» Task instructions: Pick out each line with the word "материалов" from the material that follows.

» Records for this task:
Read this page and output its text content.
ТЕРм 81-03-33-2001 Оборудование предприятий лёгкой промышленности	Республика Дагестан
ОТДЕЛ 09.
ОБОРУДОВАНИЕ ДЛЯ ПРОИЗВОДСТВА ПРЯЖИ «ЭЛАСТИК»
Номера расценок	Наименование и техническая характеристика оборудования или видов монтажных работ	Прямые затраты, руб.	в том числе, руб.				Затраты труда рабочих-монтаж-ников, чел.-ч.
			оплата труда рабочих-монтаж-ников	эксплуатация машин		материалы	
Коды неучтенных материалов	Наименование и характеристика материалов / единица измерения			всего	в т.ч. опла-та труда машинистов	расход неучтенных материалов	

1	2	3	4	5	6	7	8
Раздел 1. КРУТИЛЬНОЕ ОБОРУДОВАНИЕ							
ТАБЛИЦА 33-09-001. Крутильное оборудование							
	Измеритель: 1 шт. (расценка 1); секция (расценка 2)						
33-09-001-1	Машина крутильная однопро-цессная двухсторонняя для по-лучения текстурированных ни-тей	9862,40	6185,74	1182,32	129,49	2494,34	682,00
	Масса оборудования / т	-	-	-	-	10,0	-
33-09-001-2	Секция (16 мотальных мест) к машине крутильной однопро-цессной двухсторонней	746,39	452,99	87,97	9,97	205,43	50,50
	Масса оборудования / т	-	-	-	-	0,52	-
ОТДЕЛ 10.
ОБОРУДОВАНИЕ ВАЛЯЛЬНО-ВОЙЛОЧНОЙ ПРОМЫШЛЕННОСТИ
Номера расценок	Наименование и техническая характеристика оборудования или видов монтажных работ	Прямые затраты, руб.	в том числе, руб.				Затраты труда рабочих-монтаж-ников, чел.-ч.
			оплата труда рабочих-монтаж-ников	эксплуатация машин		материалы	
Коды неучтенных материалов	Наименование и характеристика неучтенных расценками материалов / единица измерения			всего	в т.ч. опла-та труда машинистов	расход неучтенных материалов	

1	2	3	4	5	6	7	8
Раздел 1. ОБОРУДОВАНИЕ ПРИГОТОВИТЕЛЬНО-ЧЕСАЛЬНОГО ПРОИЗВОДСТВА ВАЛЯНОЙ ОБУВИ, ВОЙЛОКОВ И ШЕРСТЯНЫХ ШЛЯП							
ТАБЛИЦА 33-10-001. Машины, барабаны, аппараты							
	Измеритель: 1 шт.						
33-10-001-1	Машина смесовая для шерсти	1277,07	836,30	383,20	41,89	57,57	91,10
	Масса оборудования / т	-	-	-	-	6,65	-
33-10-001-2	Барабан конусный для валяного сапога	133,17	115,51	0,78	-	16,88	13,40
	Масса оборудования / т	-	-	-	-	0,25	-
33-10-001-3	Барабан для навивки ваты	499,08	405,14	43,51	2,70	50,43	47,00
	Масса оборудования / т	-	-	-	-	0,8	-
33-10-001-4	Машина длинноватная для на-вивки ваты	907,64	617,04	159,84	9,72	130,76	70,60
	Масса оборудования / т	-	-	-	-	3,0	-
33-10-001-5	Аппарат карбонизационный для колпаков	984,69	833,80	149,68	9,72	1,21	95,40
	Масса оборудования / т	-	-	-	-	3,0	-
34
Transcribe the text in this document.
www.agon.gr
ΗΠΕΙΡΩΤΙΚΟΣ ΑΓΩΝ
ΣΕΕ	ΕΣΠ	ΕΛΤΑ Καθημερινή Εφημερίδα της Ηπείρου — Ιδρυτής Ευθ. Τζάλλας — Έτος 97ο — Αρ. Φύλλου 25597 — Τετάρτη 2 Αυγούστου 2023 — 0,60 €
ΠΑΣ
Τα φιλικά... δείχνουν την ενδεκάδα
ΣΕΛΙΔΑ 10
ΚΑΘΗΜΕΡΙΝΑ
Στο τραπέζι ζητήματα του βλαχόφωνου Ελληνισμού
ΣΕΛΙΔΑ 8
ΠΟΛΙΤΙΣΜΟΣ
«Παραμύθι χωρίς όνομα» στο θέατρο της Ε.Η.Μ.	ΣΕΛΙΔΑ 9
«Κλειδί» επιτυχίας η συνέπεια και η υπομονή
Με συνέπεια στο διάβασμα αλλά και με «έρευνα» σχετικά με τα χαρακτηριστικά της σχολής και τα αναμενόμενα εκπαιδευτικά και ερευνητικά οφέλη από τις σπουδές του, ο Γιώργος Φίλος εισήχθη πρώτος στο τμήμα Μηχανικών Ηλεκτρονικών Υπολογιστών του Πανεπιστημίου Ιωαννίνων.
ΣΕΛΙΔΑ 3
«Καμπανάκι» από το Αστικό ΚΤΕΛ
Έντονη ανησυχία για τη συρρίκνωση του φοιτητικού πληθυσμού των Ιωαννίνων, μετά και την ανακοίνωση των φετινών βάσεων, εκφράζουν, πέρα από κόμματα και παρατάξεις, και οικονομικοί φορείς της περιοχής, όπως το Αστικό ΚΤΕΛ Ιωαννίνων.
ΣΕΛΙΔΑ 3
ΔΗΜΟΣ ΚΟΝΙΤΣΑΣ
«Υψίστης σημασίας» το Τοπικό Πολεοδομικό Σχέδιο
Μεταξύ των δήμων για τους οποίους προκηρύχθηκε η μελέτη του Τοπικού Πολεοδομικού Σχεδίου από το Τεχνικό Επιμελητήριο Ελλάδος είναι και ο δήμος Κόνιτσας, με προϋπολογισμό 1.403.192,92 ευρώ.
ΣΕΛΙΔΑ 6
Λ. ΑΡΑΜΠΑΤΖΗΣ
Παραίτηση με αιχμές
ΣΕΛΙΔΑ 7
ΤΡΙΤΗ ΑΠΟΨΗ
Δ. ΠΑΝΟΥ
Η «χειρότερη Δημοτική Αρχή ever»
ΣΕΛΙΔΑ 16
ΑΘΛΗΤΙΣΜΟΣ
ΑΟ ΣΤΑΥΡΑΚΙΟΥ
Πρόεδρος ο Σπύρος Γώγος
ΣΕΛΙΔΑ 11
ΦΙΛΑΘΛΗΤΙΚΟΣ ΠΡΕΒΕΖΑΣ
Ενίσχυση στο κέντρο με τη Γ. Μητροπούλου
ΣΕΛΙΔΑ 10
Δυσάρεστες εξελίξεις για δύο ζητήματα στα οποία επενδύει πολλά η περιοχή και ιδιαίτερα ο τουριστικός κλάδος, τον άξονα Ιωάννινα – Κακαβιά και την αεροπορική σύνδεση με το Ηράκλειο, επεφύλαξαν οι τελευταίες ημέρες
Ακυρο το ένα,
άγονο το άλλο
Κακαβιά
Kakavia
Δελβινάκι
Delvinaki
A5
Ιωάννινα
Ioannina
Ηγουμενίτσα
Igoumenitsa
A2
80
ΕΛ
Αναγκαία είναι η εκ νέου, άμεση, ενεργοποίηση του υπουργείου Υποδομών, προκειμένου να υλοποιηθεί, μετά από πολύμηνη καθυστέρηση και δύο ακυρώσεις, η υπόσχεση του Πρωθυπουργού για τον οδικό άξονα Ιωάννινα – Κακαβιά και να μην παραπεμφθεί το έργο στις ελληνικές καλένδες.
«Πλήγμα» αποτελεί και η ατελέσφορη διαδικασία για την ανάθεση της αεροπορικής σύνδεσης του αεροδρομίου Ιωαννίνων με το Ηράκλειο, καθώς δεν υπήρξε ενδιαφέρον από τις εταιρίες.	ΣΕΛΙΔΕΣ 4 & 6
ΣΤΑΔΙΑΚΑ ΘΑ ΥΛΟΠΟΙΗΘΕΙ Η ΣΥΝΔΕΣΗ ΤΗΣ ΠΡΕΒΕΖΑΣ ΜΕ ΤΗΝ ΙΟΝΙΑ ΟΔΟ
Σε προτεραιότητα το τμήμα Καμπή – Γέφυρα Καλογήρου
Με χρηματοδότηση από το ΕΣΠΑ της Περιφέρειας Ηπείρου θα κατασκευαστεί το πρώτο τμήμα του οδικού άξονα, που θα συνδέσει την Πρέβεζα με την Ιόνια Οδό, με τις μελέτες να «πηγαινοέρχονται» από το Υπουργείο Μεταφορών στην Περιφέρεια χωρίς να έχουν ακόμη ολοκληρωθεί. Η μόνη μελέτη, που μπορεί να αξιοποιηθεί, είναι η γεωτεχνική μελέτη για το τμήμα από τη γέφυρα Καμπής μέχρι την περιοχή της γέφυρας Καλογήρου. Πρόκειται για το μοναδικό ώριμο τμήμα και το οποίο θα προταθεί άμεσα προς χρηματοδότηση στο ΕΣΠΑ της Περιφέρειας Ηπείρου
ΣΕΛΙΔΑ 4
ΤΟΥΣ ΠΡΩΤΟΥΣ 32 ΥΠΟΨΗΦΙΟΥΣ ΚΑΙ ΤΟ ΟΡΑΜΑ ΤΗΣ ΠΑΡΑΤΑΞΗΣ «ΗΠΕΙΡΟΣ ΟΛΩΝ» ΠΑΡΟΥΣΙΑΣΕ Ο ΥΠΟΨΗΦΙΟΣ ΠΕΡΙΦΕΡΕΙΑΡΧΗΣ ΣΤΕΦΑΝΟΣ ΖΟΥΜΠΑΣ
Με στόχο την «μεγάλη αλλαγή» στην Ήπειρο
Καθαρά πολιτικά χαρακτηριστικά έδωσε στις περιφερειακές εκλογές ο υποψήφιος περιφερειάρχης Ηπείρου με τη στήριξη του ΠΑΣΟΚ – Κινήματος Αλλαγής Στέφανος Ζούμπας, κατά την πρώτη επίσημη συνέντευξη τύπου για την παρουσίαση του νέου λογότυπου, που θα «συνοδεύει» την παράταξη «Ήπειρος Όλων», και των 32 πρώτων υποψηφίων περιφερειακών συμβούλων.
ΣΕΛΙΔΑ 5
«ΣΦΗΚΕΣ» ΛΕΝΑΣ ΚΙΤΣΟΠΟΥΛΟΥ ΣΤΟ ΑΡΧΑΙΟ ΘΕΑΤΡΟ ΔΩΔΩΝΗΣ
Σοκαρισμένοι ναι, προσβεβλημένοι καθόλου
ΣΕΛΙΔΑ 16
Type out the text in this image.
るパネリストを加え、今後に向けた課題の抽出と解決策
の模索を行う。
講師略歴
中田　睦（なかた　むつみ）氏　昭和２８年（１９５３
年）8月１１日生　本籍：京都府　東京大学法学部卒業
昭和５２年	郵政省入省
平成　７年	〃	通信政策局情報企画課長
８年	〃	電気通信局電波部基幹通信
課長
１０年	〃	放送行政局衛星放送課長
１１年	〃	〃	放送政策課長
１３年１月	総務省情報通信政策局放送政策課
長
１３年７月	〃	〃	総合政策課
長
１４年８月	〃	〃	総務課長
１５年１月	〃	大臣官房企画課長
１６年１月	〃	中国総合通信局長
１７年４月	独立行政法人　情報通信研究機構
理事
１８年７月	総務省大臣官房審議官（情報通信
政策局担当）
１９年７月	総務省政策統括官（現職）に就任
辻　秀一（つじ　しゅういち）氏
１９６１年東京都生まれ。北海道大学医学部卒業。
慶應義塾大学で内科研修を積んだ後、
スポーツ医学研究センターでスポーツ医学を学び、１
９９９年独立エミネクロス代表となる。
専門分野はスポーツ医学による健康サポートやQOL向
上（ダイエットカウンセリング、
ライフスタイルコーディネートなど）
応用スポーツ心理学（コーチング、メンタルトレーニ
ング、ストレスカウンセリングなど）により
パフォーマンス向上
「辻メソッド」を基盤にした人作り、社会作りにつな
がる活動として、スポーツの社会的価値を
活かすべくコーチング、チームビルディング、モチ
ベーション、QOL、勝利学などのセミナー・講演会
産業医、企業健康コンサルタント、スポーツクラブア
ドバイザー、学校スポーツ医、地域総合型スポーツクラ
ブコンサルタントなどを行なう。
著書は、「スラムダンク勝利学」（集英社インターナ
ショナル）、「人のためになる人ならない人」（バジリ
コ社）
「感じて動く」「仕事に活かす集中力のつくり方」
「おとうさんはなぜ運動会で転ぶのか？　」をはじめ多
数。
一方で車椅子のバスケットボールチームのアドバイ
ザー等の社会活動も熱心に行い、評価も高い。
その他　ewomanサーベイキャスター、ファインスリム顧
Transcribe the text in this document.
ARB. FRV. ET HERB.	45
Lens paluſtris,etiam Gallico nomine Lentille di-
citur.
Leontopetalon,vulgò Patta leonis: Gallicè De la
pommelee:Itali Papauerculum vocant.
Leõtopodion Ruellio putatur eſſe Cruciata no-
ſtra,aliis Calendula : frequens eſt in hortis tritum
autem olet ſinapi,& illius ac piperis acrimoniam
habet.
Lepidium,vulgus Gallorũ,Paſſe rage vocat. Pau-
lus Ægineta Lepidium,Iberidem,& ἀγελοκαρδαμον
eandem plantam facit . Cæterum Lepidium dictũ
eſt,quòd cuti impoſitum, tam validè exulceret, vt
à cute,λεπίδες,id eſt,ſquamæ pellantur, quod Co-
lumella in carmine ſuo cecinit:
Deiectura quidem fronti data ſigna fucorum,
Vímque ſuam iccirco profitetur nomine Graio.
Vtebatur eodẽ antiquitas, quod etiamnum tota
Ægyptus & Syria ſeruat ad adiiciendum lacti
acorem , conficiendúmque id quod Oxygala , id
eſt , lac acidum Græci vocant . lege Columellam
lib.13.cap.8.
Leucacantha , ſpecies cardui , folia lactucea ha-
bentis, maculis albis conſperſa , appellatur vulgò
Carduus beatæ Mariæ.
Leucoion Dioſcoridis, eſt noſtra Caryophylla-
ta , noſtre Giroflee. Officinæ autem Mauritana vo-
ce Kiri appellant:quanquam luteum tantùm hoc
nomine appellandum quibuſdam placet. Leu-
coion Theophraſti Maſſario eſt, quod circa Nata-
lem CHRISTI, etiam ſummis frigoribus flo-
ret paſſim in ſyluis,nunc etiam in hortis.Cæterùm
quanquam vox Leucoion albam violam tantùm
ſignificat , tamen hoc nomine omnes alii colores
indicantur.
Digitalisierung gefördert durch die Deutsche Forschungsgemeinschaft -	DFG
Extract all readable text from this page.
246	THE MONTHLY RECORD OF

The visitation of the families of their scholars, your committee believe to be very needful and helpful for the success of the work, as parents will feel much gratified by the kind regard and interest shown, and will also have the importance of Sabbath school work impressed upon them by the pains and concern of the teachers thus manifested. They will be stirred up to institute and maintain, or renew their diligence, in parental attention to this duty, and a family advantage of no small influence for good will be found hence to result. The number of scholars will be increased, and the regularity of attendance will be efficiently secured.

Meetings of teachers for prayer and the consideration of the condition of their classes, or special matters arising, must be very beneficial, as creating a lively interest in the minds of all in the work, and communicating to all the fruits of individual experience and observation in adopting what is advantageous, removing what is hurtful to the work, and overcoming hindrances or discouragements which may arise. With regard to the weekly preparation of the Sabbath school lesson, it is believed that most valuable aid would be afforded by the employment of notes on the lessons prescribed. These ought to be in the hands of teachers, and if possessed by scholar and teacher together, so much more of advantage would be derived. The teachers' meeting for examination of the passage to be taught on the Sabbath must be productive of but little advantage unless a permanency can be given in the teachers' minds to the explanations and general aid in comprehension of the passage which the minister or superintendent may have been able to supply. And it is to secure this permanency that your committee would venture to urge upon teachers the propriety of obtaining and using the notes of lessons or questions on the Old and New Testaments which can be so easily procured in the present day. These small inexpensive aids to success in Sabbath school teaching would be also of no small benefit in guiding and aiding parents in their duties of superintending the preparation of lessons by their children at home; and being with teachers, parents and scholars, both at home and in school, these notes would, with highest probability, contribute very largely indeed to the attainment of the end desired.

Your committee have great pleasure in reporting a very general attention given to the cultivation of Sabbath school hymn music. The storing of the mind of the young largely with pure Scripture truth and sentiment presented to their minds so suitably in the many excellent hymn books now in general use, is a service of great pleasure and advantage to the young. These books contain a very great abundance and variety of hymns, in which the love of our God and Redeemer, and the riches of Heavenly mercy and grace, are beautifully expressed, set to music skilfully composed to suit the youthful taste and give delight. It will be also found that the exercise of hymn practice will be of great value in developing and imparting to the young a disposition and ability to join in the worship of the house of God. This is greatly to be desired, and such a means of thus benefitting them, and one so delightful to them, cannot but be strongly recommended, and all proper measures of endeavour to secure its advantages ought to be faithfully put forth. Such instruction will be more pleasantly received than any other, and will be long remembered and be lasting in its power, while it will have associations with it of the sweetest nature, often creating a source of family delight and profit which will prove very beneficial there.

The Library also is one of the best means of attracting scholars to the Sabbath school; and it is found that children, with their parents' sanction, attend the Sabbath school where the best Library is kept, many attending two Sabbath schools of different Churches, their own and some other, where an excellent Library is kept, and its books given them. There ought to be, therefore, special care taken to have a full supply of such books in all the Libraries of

» Exercise result:
Коды неучтенных материалов	Наименование и характеристика материалов / единица измерения			всего	в т.ч. опла-та труда машинистов	расход неучтенных материалов	
Коды неучтенных материалов	Наименование и характеристика неучтенных расценками материалов / единица измерения			всего	в т.ч. опла-та труда машинистов	расход неучтенных материалов	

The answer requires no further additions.